++++ DATA SUPPLIED

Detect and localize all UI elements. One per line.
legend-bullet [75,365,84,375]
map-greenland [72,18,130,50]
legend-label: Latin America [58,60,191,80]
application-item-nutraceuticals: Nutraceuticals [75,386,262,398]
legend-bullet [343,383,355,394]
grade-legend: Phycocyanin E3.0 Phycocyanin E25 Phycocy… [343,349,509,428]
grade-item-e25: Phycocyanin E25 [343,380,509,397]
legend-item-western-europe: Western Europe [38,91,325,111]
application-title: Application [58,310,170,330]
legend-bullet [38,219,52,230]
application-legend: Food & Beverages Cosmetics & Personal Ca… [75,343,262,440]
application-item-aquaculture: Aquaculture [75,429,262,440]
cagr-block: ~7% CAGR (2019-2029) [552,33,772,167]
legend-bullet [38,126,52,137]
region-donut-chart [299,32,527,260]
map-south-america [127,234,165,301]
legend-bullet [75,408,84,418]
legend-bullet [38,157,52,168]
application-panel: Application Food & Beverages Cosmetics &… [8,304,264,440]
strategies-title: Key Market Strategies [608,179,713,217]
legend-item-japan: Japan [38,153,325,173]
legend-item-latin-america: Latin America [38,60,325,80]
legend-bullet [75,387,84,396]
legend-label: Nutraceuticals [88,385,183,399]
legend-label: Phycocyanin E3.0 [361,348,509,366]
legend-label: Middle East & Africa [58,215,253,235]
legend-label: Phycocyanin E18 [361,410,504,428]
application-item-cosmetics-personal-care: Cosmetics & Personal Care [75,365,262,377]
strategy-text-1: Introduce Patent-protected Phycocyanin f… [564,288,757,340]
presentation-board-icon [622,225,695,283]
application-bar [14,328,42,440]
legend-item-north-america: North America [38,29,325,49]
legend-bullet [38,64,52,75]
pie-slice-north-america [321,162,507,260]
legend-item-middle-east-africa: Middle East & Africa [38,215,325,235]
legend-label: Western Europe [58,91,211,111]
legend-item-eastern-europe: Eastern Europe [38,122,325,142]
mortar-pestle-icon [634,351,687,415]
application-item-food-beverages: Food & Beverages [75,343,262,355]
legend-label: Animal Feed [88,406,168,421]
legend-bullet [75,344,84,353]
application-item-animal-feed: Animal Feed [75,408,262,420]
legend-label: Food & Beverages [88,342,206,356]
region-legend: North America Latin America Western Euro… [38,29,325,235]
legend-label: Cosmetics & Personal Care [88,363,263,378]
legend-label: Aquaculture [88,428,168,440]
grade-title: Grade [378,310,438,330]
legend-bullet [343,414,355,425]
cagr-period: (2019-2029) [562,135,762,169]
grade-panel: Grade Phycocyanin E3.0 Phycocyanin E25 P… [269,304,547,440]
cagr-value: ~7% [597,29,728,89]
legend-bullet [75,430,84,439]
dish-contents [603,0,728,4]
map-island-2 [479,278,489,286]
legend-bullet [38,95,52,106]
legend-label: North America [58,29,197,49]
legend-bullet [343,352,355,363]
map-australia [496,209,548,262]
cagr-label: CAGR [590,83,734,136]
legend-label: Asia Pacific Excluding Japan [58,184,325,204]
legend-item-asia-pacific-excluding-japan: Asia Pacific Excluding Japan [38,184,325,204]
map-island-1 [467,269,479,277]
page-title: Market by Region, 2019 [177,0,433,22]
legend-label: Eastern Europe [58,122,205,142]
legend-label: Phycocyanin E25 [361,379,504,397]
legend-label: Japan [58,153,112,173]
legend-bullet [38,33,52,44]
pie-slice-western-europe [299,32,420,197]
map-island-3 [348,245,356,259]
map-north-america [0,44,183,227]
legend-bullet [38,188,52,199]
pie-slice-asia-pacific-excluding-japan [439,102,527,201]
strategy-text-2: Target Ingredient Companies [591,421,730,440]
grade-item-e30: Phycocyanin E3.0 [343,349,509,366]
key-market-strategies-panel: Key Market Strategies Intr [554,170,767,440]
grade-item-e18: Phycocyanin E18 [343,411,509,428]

++++++++

SET EXERCISE:
Write out every line of the records above word for word, with nothing changed.

RESULT OF THIS TASK:
Detect and localize all UI elements. One per line.
legend-bullet [75,365,84,375]
map-greenland [72,18,130,50]
legend-label: Latin America [58,60,191,80]
application-item-nutraceuticals: Nutraceuticals [75,386,262,398]
legend-bullet [343,383,355,394]
grade-legend: Phycocyanin E3.0 Phycocyanin E25 Phycocy… [343,349,509,428]
grade-item-e25: Phycocyanin E25 [343,380,509,397]
legend-item-western-europe: Western Europe [38,91,325,111]
application-title: Application [58,310,170,330]
legend-bullet [38,219,52,230]
application-legend: Food & Beverages Cosmetics & Personal Ca… [75,343,262,440]
application-item-aquaculture: Aquaculture [75,429,262,440]
cagr-block: ~7% CAGR (2019-2029) [552,33,772,167]
legend-bullet [38,126,52,137]
region-donut-chart [299,32,527,260]
map-south-america [127,234,165,301]
legend-bullet [75,408,84,418]
legend-bullet [38,157,52,168]
application-panel: Application Food & Beverages Cosmetics &… [8,304,264,440]
strategies-title: Key Market Strategies [608,179,713,217]
legend-item-japan: Japan [38,153,325,173]
legend-item-latin-america: Latin America [38,60,325,80]
legend-bullet [75,387,84,396]
legend-label: Nutraceuticals [88,385,183,399]
legend-label: Phycocyanin E3.0 [361,348,509,366]
legend-label: Middle East & Africa [58,215,253,235]
legend-label: Phycocyanin E18 [361,410,504,428]
application-item-cosmetics-personal-care: Cosmetics & Personal Care [75,365,262,377]
strategy-text-1: Introduce Patent-protected Phycocyanin f… [564,288,757,340]
presentation-board-icon [622,225,695,283]
application-bar [14,328,42,440]
legend-item-north-america: North America [38,29,325,49]
legend-bullet [38,64,52,75]
pie-slice-north-america [321,162,507,260]
legend-item-middle-east-africa: Middle East & Africa [38,215,325,235]
legend-label: Western Europe [58,91,211,111]
legend-item-eastern-europe: Eastern Europe [38,122,325,142]
mortar-pestle-icon [634,351,687,415]
application-item-food-beverages: Food & Beverages [75,343,262,355]
legend-label: Animal Feed [88,406,168,421]
legend-bullet [75,344,84,353]
application-item-animal-feed: Animal Feed [75,408,262,420]
legend-label: Food & Beverages [88,342,206,356]
region-legend: North America Latin America Western Euro… [38,29,325,235]
legend-label: Cosmetics & Personal Care [88,363,263,378]
legend-label: Aquaculture [88,428,168,440]
grade-title: Grade [378,310,438,330]
legend-bullet [343,414,355,425]
cagr-period: (2019-2029) [562,135,762,169]
grade-panel: Grade Phycocyanin E3.0 Phycocyanin E25 P… [269,304,547,440]
cagr-value: ~7% [597,29,728,89]
legend-bullet [75,430,84,439]
dish-contents [603,0,728,4]
map-island-2 [479,278,489,286]
legend-bullet [38,95,52,106]
legend-label: North America [58,29,197,49]
legend-bullet [343,352,355,363]
map-australia [496,209,548,262]
cagr-label: CAGR [590,83,734,136]
legend-label: Asia Pacific Excluding Japan [58,184,325,204]
legend-item-asia-pacific-excluding-japan: Asia Pacific Excluding Japan [38,184,325,204]
map-island-1 [467,269,479,277]
page-title: Market by Region, 2019 [177,0,433,22]
legend-label: Eastern Europe [58,122,205,142]
legend-label: Phycocyanin E25 [361,379,504,397]
legend-label: Japan [58,153,112,173]
legend-bullet [38,33,52,44]
pie-slice-western-europe [299,32,420,197]
map-island-3 [348,245,356,259]
map-north-america [0,44,183,227]
legend-bullet [38,188,52,199]
pie-slice-asia-pacific-excluding-japan [439,102,527,201]
strategy-text-2: Target Ingredient Companies [591,421,730,440]
grade-item-e30: Phycocyanin E3.0 [343,349,509,366]
key-market-strategies-panel: Key Market Strategies Intr [554,170,767,440]
grade-item-e18: Phycocyanin E18 [343,411,509,428]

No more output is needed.